• Given data
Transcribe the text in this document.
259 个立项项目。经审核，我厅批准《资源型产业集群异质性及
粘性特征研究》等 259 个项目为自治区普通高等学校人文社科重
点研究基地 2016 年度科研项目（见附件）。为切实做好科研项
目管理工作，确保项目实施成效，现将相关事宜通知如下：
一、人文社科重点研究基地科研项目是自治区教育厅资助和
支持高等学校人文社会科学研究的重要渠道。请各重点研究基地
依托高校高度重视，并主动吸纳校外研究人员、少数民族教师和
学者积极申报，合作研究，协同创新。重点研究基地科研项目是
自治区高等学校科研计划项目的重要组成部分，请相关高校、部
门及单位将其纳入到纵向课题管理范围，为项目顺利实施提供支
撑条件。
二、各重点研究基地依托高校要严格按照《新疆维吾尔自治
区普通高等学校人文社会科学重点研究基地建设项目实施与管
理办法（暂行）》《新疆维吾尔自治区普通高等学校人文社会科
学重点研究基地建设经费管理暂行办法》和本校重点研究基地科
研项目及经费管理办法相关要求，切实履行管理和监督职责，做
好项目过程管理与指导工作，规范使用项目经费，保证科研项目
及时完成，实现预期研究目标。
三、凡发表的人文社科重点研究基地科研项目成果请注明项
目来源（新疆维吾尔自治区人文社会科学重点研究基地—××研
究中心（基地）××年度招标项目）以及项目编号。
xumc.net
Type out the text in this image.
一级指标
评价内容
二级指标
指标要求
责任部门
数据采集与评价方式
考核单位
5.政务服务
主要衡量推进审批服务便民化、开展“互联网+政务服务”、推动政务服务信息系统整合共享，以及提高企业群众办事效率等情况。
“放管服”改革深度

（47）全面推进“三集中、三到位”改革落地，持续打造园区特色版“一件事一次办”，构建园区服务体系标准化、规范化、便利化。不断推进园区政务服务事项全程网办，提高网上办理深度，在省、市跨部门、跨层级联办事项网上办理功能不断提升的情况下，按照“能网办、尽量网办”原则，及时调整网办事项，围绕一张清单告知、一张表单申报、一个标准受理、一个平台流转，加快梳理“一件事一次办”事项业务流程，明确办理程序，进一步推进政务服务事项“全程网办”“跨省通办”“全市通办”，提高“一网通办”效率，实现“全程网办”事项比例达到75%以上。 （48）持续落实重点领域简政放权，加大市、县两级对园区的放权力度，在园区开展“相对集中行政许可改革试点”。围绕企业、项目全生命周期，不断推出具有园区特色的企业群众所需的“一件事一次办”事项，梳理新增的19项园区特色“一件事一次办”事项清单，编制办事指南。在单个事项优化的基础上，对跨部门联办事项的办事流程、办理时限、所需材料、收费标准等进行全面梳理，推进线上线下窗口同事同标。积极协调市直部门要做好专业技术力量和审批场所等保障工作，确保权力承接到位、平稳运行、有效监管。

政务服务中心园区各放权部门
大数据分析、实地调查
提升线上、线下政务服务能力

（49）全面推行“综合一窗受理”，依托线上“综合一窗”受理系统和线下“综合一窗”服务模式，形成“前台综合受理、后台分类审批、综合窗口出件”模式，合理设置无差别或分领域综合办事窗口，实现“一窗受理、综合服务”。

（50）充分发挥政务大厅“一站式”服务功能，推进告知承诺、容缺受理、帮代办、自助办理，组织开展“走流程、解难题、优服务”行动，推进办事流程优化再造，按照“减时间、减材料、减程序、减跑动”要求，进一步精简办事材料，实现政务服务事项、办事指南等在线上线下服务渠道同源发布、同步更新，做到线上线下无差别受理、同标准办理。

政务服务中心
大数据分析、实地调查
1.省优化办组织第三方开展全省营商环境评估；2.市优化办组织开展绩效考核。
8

• Exercise aim
Transcribe all of the material exactly. Omit nothing.

• Response to the exercise
Transcribe the text in this document.
259 个立项项目。经审核，我厅批准《资源型产业集群异质性及
粘性特征研究》等 259 个项目为自治区普通高等学校人文社科重
点研究基地 2016 年度科研项目（见附件）。为切实做好科研项
目管理工作，确保项目实施成效，现将相关事宜通知如下：
一、人文社科重点研究基地科研项目是自治区教育厅资助和
支持高等学校人文社会科学研究的重要渠道。请各重点研究基地
依托高校高度重视，并主动吸纳校外研究人员、少数民族教师和
学者积极申报，合作研究，协同创新。重点研究基地科研项目是
自治区高等学校科研计划项目的重要组成部分，请相关高校、部
门及单位将其纳入到纵向课题管理范围，为项目顺利实施提供支
撑条件。
二、各重点研究基地依托高校要严格按照《新疆维吾尔自治
区普通高等学校人文社会科学重点研究基地建设项目实施与管
理办法（暂行）》《新疆维吾尔自治区普通高等学校人文社会科
学重点研究基地建设经费管理暂行办法》和本校重点研究基地科
研项目及经费管理办法相关要求，切实履行管理和监督职责，做
好项目过程管理与指导工作，规范使用项目经费，保证科研项目
及时完成，实现预期研究目标。
三、凡发表的人文社科重点研究基地科研项目成果请注明项
目来源（新疆维吾尔自治区人文社会科学重点研究基地—××研
究中心（基地）××年度招标项目）以及项目编号。
xumc.net
Type out the text in this image.
一级指标
评价内容
二级指标
指标要求
责任部门
数据采集与评价方式
考核单位
5.政务服务
主要衡量推进审批服务便民化、开展“互联网+政务服务”、推动政务服务信息系统整合共享，以及提高企业群众办事效率等情况。
“放管服”改革深度

（47）全面推进“三集中、三到位”改革落地，持续打造园区特色版“一件事一次办”，构建园区服务体系标准化、规范化、便利化。不断推进园区政务服务事项全程网办，提高网上办理深度，在省、市跨部门、跨层级联办事项网上办理功能不断提升的情况下，按照“能网办、尽量网办”原则，及时调整网办事项，围绕一张清单告知、一张表单申报、一个标准受理、一个平台流转，加快梳理“一件事一次办”事项业务流程，明确办理程序，进一步推进政务服务事项“全程网办”“跨省通办”“全市通办”，提高“一网通办”效率，实现“全程网办”事项比例达到75%以上。 （48）持续落实重点领域简政放权，加大市、县两级对园区的放权力度，在园区开展“相对集中行政许可改革试点”。围绕企业、项目全生命周期，不断推出具有园区特色的企业群众所需的“一件事一次办”事项，梳理新增的19项园区特色“一件事一次办”事项清单，编制办事指南。在单个事项优化的基础上，对跨部门联办事项的办事流程、办理时限、所需材料、收费标准等进行全面梳理，推进线上线下窗口同事同标。积极协调市直部门要做好专业技术力量和审批场所等保障工作，确保权力承接到位、平稳运行、有效监管。

政务服务中心园区各放权部门
大数据分析、实地调查
提升线上、线下政务服务能力

（49）全面推行“综合一窗受理”，依托线上“综合一窗”受理系统和线下“综合一窗”服务模式，形成“前台综合受理、后台分类审批、综合窗口出件”模式，合理设置无差别或分领域综合办事窗口，实现“一窗受理、综合服务”。

（50）充分发挥政务大厅“一站式”服务功能，推进告知承诺、容缺受理、帮代办、自助办理，组织开展“走流程、解难题、优服务”行动，推进办事流程优化再造，按照“减时间、减材料、减程序、减跑动”要求，进一步精简办事材料，实现政务服务事项、办事指南等在线上线下服务渠道同源发布、同步更新，做到线上线下无差别受理、同标准办理。

政务服务中心
大数据分析、实地调查
1.省优化办组织第三方开展全省营商环境评估；2.市优化办组织开展绩效考核。
8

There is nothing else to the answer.